▸ **THE EXERCISE**
Find how many lines of the listing include the string "title", and report only that figure.

─── SUPPLIED ENTRIES ───

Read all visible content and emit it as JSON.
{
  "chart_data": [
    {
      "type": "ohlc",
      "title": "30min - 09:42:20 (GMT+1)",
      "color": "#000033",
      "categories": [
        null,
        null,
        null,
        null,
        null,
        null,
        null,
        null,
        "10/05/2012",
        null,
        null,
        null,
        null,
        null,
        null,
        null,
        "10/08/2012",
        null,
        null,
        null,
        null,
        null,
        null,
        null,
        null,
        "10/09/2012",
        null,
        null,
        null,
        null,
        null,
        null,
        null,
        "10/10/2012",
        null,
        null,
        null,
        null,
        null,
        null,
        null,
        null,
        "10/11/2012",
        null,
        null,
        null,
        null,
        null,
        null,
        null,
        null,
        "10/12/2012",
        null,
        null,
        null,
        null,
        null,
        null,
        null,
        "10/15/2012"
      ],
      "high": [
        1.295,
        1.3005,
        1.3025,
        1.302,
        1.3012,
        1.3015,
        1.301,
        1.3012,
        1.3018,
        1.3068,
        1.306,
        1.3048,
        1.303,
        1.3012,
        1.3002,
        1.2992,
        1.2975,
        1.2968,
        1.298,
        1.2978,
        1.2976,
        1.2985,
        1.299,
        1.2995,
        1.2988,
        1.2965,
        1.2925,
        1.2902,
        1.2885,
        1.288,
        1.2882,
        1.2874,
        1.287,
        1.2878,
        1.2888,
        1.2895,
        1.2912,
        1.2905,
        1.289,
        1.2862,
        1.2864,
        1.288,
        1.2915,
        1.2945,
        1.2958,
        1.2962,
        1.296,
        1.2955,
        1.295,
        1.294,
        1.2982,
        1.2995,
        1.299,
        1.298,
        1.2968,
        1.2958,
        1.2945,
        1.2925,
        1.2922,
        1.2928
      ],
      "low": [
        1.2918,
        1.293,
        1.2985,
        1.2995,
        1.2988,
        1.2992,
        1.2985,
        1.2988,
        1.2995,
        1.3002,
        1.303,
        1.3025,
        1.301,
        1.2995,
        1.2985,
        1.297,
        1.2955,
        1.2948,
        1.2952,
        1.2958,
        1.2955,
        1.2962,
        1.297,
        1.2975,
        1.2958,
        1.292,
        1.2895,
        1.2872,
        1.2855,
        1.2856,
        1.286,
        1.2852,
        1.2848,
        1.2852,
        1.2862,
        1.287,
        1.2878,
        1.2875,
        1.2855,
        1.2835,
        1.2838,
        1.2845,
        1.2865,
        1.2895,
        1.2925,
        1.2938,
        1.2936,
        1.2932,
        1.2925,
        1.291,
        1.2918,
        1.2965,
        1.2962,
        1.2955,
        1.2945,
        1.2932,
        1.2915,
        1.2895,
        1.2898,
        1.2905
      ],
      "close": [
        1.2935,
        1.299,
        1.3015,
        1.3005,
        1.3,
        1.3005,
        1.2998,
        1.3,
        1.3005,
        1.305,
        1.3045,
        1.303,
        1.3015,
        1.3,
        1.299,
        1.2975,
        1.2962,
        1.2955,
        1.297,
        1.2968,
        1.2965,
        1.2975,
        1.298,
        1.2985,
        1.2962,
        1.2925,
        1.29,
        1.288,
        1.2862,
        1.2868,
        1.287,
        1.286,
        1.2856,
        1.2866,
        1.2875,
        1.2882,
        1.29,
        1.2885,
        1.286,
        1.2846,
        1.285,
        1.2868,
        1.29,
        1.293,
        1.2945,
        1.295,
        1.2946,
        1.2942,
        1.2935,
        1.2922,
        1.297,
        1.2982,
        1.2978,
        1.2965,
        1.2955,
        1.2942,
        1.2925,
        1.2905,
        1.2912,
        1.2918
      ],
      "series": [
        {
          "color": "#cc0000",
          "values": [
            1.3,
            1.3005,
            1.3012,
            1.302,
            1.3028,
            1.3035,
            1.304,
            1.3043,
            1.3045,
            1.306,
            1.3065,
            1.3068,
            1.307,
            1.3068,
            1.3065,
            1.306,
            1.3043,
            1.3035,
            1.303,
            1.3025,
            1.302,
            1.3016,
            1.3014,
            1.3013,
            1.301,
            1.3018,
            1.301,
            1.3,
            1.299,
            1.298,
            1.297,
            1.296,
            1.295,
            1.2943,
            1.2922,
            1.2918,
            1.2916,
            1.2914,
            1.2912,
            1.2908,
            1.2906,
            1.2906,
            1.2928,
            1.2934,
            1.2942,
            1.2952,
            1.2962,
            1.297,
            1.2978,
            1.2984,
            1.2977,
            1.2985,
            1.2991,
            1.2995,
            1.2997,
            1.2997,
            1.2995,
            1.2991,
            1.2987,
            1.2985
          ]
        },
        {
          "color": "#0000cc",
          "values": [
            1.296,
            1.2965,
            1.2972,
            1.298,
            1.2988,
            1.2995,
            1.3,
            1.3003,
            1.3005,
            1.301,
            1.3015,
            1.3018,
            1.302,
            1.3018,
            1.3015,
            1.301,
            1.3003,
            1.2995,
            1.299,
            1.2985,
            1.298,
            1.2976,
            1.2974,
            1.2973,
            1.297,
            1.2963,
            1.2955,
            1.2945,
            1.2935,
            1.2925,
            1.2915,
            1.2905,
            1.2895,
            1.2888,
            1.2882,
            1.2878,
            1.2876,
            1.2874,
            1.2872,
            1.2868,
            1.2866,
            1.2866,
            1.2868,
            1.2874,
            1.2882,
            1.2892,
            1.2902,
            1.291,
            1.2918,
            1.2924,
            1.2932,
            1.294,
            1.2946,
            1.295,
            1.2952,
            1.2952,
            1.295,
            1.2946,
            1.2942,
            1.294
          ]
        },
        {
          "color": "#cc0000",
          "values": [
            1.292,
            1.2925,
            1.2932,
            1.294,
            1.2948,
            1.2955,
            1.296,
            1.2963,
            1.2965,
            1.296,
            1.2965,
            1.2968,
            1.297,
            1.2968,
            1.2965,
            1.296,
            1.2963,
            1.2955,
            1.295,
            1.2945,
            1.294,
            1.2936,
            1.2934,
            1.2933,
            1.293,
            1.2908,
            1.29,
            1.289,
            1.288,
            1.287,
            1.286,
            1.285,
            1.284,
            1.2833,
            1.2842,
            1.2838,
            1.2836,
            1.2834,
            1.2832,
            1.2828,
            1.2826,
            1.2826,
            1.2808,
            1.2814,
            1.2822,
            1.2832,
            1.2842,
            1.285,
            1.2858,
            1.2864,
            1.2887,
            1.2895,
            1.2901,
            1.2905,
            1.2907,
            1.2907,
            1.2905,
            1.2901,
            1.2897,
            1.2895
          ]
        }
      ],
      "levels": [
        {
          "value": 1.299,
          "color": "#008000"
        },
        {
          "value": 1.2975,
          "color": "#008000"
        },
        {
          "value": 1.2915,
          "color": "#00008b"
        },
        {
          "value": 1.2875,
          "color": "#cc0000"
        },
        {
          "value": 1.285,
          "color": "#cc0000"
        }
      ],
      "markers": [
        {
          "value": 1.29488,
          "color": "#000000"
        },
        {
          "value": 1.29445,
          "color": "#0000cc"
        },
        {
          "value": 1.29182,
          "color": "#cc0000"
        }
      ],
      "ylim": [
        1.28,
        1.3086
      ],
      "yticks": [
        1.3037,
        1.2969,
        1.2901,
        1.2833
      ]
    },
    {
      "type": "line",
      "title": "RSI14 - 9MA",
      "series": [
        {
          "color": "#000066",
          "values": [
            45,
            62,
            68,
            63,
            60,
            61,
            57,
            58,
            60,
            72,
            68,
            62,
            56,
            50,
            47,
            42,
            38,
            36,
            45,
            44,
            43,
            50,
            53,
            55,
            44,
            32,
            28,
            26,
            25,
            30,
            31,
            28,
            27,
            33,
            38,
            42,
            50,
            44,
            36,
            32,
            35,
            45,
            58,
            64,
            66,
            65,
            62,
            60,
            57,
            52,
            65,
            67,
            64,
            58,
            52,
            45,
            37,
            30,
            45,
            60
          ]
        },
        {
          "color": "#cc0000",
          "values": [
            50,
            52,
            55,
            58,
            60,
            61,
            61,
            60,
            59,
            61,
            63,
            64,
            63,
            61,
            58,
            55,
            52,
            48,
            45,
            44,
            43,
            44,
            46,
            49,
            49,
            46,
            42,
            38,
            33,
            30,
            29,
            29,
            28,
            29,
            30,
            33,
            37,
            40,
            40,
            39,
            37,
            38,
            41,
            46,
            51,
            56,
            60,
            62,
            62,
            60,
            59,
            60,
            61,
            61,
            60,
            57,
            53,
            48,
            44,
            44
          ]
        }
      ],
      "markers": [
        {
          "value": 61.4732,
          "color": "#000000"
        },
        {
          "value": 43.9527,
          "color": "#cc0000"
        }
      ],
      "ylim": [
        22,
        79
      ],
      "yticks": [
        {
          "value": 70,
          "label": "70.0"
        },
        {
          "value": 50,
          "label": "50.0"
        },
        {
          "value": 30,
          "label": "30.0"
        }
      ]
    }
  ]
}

───

▸ **FINISHED EXERCISE**
2